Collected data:
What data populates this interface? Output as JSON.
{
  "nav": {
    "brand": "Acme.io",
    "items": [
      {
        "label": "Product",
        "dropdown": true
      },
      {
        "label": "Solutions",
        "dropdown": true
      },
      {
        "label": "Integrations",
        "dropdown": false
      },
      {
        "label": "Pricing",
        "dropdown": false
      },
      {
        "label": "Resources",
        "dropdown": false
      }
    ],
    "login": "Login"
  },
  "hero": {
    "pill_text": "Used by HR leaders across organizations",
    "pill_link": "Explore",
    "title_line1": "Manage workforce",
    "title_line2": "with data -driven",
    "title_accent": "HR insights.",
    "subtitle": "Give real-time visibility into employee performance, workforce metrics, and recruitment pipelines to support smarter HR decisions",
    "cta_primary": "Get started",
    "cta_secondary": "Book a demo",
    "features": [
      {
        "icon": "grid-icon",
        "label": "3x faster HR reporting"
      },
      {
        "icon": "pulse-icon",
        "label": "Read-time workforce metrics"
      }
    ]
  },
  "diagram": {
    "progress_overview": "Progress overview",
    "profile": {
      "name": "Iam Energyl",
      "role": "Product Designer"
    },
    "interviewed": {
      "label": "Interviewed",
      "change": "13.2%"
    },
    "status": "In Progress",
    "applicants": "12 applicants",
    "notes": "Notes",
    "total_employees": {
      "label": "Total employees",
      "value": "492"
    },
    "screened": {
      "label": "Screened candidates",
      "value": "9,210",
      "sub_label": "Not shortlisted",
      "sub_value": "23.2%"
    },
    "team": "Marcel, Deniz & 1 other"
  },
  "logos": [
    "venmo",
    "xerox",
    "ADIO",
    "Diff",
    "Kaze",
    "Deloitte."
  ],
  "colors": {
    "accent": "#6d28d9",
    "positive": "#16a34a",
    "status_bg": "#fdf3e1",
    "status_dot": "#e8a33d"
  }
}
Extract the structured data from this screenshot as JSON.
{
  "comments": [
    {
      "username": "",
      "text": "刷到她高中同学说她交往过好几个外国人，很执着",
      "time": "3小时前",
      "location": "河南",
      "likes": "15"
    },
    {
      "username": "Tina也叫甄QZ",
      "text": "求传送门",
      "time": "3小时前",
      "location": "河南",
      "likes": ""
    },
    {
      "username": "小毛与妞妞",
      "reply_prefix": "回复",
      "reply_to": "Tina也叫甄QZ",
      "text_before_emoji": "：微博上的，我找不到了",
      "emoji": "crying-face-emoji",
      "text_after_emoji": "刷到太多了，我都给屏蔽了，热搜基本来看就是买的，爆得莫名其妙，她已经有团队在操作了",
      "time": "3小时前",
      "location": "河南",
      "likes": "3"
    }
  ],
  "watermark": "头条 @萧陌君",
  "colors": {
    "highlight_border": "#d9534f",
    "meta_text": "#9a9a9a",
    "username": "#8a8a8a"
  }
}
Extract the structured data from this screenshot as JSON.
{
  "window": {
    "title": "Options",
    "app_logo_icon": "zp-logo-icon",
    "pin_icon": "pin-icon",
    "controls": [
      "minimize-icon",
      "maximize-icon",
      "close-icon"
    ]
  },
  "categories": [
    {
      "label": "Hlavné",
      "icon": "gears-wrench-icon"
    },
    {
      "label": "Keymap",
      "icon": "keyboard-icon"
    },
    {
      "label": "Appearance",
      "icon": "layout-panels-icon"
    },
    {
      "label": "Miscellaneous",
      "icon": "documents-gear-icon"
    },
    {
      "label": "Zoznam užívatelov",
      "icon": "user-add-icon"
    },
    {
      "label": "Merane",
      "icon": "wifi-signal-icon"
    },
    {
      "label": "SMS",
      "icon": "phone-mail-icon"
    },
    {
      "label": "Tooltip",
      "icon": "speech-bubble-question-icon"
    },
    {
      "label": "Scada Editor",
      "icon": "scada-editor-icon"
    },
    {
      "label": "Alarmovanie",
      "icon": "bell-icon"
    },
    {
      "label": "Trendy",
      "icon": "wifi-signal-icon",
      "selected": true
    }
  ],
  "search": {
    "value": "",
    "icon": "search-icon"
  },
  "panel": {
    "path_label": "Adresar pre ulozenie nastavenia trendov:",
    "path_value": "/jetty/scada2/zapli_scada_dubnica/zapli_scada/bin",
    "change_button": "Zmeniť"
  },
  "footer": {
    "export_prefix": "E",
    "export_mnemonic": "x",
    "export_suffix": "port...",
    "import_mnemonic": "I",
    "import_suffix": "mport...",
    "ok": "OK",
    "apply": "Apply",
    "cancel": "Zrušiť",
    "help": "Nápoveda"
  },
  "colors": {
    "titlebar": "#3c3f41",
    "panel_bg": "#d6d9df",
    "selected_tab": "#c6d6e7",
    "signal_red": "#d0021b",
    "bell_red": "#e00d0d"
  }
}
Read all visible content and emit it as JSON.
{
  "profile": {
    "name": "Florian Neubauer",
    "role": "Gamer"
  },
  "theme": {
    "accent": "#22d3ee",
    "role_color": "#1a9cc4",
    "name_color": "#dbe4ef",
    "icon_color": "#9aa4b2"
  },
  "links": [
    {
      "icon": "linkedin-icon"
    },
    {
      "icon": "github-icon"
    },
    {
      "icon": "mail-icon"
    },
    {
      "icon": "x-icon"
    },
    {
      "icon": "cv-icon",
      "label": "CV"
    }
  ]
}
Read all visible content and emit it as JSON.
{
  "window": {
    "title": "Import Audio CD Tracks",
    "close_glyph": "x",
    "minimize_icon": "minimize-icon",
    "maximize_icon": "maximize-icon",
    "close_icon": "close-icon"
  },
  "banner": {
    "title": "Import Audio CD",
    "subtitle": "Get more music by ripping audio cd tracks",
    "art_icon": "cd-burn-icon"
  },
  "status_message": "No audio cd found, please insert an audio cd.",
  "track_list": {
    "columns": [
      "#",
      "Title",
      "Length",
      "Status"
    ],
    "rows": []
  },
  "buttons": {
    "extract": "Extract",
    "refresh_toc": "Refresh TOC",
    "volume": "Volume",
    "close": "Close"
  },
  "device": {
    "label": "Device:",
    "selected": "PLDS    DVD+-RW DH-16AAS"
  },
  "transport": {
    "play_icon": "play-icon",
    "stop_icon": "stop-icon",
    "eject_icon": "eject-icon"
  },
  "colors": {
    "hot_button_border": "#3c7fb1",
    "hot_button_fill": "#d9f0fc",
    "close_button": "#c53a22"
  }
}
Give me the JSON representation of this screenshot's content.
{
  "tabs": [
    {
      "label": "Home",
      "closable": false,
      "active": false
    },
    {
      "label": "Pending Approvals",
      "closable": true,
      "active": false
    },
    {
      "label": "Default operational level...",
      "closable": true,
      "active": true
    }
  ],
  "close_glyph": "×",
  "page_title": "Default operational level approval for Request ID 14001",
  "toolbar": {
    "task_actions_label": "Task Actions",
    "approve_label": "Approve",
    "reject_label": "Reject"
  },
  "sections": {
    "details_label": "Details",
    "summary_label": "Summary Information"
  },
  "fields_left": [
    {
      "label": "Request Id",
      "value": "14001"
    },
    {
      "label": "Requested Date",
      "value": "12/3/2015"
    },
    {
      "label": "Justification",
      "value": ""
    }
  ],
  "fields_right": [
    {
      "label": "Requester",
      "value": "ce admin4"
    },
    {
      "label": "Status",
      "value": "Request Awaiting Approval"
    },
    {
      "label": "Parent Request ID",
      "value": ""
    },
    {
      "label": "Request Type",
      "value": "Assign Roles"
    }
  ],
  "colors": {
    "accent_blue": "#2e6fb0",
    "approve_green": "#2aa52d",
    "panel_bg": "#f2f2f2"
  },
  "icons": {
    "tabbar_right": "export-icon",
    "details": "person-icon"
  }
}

WHAT THE TASK REQUIRES:
Check each line of the records for the word "operational" and extract those that contain it.

WRITTEN RESPONSE:
      "label": "Default operational level...",
  "page_title": "Default operational level approval for Request ID 14001",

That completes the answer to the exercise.